***** Data records

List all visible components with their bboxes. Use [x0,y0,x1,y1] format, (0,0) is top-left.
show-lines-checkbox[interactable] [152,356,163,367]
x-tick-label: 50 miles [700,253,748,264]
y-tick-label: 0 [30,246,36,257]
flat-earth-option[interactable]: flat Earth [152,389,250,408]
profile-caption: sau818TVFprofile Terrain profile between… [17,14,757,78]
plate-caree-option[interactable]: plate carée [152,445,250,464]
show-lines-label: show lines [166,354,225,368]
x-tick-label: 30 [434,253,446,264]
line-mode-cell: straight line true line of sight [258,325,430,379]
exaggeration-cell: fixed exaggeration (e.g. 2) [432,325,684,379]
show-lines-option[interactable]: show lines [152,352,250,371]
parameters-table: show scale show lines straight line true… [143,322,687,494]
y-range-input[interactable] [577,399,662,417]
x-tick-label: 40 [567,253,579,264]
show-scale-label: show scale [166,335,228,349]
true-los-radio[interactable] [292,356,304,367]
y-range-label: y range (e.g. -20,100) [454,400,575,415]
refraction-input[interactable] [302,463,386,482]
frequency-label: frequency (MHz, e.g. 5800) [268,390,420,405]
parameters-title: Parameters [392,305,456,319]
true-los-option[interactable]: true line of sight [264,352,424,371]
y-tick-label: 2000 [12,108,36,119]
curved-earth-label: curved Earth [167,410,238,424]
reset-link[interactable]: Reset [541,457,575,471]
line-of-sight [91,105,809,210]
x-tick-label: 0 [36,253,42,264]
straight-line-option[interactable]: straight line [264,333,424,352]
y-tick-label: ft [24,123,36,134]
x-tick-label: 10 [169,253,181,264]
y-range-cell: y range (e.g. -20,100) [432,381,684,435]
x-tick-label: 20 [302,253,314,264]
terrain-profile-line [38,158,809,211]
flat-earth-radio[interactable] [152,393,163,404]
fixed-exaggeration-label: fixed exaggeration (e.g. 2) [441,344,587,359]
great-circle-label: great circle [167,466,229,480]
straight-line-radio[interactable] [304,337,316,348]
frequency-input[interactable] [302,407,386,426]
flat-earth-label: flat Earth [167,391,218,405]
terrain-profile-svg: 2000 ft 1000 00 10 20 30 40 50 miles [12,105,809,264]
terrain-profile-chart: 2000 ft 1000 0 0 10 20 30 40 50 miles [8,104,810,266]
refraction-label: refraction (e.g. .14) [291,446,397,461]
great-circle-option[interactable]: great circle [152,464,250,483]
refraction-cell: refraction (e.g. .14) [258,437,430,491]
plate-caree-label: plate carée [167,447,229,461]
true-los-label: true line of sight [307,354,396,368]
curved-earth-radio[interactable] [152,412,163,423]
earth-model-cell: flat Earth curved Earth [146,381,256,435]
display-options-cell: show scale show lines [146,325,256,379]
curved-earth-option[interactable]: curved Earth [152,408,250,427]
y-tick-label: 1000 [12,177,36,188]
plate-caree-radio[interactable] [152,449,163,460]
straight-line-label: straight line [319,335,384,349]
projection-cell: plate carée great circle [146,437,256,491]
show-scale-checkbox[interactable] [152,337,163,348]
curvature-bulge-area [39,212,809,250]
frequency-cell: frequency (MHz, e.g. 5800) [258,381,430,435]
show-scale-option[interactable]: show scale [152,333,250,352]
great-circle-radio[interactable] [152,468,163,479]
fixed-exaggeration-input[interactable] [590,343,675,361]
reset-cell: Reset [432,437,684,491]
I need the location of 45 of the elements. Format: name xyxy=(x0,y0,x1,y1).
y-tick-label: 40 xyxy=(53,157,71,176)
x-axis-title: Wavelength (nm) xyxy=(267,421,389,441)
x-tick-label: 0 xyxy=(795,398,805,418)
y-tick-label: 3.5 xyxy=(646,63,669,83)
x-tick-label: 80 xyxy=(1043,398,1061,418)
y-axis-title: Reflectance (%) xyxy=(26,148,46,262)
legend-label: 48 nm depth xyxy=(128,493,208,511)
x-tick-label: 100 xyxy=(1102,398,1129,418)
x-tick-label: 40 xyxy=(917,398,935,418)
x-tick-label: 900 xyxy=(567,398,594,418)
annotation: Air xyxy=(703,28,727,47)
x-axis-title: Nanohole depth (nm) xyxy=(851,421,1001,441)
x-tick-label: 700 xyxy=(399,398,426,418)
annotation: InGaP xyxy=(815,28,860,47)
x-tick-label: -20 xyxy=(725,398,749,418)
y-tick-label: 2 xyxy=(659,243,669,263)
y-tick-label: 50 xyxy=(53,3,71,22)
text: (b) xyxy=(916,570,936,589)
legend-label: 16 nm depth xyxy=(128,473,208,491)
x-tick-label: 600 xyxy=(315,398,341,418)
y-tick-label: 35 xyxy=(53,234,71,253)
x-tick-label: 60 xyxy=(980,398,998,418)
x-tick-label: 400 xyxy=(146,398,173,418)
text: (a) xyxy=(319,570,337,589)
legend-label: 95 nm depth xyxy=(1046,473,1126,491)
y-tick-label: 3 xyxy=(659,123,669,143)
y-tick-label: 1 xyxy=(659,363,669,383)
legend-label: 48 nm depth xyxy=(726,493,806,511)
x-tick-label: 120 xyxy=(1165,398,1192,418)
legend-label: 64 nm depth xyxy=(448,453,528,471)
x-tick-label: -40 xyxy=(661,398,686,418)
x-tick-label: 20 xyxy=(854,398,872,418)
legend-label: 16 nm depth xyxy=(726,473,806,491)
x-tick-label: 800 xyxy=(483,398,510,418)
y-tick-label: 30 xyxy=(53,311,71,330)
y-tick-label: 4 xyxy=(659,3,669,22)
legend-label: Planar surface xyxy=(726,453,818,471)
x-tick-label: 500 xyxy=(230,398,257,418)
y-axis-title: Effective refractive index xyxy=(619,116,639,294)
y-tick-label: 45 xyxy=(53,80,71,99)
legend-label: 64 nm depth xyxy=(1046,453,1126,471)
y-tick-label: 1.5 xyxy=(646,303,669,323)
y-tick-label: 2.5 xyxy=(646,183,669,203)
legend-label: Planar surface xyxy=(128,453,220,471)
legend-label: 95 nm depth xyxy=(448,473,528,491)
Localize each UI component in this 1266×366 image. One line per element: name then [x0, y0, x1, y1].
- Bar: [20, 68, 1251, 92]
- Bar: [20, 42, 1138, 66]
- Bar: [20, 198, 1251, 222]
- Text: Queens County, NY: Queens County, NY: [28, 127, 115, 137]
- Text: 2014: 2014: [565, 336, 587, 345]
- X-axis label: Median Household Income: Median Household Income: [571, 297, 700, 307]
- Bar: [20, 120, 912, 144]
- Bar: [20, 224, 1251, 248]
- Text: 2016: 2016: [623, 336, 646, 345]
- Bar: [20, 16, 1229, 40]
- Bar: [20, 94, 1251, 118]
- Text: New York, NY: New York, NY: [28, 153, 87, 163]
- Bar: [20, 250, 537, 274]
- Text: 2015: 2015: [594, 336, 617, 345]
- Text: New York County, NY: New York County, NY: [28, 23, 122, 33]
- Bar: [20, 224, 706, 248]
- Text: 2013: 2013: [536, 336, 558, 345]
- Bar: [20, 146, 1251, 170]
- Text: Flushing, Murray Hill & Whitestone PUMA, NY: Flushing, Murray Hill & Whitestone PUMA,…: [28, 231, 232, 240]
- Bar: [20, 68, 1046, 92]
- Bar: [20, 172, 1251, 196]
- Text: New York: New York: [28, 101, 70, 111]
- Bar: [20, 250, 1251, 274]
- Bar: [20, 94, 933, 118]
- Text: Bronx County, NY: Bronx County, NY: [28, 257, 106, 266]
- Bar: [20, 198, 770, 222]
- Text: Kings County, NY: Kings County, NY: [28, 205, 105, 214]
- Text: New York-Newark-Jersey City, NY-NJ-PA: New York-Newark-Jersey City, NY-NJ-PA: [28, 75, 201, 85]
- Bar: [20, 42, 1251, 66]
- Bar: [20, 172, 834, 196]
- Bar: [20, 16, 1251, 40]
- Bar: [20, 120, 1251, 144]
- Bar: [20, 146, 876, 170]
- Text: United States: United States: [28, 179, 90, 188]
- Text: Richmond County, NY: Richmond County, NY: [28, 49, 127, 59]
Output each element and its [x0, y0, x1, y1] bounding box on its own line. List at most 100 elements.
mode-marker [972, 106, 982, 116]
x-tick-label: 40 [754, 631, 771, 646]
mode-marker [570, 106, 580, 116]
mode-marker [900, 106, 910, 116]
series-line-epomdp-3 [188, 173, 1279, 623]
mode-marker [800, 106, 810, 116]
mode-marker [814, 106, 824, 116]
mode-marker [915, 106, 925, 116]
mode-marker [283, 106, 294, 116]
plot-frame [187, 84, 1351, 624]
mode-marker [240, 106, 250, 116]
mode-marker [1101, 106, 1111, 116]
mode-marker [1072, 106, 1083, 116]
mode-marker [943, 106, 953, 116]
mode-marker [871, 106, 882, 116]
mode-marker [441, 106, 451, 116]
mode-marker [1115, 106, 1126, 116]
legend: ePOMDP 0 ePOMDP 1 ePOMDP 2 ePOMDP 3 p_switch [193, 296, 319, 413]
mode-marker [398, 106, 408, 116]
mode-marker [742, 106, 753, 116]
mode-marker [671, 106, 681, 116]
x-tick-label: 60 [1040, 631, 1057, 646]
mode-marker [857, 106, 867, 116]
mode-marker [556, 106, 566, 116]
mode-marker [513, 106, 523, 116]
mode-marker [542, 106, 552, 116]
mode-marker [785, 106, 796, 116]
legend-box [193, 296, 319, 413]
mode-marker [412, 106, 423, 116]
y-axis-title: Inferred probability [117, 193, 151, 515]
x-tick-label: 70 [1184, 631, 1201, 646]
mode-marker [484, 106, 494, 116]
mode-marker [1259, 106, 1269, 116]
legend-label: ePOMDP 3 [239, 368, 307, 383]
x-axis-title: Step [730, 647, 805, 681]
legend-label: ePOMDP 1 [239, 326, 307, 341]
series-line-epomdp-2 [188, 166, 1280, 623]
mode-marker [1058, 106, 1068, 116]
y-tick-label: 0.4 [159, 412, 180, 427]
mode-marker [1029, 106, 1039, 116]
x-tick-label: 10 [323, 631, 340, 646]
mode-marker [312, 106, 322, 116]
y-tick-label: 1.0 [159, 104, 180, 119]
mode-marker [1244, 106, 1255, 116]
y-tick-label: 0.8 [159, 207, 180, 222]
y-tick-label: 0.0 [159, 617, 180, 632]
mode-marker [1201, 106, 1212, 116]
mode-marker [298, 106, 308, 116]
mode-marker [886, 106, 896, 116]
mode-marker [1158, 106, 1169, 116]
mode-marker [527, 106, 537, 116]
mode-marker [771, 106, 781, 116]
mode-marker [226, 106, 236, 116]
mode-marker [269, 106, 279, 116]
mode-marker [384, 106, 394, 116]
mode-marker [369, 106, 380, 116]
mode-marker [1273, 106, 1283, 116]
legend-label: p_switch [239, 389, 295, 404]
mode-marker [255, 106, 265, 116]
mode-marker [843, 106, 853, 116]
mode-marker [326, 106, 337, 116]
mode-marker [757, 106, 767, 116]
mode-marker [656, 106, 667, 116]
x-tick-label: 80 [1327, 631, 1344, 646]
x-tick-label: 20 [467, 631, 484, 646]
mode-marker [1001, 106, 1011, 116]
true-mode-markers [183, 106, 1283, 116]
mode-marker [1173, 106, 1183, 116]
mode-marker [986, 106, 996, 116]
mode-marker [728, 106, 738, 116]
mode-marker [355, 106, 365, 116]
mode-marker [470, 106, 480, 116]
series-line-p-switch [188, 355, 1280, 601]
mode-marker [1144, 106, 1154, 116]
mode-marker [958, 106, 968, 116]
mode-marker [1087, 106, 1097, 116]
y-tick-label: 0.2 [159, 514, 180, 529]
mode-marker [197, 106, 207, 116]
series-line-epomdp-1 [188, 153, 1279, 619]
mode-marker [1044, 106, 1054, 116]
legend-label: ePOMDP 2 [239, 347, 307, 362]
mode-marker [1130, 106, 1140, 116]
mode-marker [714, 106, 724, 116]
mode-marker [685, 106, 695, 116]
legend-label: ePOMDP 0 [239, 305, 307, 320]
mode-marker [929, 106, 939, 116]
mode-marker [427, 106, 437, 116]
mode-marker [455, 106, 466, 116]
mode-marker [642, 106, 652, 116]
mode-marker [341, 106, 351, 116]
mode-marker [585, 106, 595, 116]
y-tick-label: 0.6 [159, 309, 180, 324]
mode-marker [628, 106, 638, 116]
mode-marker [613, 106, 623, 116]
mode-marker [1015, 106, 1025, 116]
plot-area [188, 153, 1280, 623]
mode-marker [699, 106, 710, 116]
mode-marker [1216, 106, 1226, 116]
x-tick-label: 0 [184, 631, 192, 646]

**********

Required task — Lay out the part of the listing that opens with its first line and closes with the line containing "show-lines-label: show lines" as a numbered list, with both of those lines included and blank lines left out.

Output —
1. List all visible components with their bboxes. Use [x0,y0,x1,y1] format, (0,0) is top-left.
2. show-lines-checkbox[interactable] [152,356,163,367]
3. x-tick-label: 50 miles [700,253,748,264]
4. y-tick-label: 0 [30,246,36,257]
5. flat-earth-option[interactable]: flat Earth [152,389,250,408]
6. profile-caption: sau818TVFprofile Terrain profile between… [17,14,757,78]
7. plate-caree-option[interactable]: plate carée [152,445,250,464]
8. show-lines-label: show lines [166,354,225,368]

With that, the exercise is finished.